> **Exercise details**: Copy every line of the records below where the word "series" occurs.

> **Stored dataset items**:
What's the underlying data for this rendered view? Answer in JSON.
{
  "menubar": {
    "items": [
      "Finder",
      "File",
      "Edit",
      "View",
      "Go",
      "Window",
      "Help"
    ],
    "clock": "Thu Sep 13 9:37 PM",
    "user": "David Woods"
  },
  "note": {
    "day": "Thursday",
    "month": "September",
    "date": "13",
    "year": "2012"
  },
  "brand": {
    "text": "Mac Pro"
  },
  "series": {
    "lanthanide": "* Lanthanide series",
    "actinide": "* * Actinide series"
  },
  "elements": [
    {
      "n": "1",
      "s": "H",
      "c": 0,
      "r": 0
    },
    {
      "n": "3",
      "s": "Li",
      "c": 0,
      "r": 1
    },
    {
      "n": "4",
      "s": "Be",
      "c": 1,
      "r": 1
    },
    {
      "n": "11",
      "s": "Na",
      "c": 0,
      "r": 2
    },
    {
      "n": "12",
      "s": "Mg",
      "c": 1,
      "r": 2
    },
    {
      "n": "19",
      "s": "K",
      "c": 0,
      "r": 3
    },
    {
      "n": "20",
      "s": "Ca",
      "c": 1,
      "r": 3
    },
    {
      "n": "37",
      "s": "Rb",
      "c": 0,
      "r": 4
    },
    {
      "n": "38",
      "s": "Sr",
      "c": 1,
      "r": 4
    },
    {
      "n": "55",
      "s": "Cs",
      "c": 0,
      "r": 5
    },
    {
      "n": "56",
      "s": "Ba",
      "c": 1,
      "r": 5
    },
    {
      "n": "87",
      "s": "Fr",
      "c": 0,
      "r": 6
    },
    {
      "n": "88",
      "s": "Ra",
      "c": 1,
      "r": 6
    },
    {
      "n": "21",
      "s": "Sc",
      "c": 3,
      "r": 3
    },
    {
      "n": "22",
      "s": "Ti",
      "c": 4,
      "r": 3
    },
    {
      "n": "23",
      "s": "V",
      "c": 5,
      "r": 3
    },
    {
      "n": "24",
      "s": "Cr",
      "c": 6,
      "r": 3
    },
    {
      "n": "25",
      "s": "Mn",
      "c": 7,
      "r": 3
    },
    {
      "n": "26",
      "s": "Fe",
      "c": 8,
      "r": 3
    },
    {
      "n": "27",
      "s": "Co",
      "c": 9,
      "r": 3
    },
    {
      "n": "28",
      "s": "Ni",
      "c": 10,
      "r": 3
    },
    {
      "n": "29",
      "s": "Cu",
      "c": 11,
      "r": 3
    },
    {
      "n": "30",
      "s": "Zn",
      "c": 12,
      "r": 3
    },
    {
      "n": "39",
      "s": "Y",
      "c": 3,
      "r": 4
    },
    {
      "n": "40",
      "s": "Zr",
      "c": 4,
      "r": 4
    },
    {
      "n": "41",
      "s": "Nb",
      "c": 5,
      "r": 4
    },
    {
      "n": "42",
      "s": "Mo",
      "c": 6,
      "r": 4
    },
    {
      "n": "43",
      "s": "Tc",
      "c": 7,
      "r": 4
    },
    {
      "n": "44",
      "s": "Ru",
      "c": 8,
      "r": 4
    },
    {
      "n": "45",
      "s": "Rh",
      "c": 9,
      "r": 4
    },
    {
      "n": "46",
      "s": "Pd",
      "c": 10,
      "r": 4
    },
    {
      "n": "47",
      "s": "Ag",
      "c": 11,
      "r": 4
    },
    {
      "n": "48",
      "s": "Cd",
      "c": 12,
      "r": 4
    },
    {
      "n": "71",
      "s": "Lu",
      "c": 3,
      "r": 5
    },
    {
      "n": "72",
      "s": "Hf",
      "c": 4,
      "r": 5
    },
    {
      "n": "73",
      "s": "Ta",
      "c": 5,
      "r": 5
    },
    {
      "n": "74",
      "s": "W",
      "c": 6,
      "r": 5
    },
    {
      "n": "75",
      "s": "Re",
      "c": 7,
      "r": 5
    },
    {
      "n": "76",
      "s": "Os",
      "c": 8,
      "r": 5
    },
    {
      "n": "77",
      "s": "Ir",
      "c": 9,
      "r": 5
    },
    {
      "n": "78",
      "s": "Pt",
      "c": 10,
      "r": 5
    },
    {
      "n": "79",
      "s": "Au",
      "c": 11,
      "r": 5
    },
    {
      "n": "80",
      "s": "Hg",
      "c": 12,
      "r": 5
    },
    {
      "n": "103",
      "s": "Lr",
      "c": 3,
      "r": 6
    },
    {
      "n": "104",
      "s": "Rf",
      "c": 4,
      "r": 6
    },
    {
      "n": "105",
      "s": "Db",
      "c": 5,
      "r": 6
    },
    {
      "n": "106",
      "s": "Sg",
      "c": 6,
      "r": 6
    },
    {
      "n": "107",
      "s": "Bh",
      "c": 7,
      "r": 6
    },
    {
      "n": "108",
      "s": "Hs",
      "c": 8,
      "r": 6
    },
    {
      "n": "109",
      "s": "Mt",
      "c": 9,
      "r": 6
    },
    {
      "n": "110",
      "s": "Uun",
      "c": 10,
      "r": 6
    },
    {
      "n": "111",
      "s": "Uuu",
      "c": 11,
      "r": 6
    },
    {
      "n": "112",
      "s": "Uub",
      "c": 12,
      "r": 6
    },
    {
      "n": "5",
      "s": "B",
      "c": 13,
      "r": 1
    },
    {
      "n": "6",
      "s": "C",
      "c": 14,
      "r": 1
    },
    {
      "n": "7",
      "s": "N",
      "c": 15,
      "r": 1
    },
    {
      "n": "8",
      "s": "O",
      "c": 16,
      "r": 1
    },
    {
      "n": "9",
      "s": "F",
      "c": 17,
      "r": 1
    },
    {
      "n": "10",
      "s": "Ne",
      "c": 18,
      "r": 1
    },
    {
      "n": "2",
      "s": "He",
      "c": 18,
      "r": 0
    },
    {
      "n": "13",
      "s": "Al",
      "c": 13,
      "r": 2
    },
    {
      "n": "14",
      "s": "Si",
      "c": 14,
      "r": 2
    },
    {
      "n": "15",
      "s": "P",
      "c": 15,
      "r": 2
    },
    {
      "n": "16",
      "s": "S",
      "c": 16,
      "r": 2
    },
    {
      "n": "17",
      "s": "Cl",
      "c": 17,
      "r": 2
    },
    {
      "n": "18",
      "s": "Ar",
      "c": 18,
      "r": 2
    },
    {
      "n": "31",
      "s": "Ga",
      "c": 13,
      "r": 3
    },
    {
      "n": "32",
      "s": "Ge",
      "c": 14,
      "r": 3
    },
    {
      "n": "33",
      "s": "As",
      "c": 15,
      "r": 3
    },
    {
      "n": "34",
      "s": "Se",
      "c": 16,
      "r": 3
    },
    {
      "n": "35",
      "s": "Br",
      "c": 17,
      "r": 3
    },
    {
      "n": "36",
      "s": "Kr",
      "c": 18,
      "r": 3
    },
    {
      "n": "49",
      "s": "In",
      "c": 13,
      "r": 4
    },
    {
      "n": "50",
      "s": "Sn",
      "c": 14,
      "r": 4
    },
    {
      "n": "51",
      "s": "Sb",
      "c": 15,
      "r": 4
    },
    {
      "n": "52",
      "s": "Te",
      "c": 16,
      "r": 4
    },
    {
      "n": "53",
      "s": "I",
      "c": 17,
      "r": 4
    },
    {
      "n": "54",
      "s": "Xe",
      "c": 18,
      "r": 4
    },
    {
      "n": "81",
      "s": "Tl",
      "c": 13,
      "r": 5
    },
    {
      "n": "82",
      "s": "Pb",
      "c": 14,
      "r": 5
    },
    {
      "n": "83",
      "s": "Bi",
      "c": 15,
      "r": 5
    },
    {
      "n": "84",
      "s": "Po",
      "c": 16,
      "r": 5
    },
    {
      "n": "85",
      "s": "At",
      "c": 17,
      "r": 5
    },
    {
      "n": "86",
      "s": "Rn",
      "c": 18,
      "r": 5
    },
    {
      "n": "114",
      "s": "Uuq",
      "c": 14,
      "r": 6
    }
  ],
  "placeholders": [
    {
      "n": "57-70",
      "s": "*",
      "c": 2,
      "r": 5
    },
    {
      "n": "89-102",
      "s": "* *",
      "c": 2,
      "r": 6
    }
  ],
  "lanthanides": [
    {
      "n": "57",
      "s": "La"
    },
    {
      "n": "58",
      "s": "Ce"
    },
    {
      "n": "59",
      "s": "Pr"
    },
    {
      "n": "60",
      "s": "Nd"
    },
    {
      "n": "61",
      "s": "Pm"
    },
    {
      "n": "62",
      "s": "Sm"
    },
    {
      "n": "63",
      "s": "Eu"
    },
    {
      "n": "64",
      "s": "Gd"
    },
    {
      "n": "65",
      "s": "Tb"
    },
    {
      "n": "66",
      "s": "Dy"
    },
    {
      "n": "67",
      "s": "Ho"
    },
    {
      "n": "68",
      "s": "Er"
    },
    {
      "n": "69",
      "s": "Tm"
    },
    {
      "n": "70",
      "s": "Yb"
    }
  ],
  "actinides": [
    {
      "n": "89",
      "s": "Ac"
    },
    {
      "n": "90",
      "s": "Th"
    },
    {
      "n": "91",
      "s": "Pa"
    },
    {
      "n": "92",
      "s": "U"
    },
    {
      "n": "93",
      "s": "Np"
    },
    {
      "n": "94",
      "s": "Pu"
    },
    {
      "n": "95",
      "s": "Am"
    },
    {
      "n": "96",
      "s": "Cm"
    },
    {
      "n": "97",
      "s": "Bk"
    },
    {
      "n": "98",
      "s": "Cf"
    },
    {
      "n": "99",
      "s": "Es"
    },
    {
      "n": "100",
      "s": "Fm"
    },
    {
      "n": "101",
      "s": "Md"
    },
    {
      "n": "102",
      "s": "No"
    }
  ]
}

> **Expected answer**:
  "series": {
    "lanthanide": "* Lanthanide series",
    "actinide": "* * Actinide series"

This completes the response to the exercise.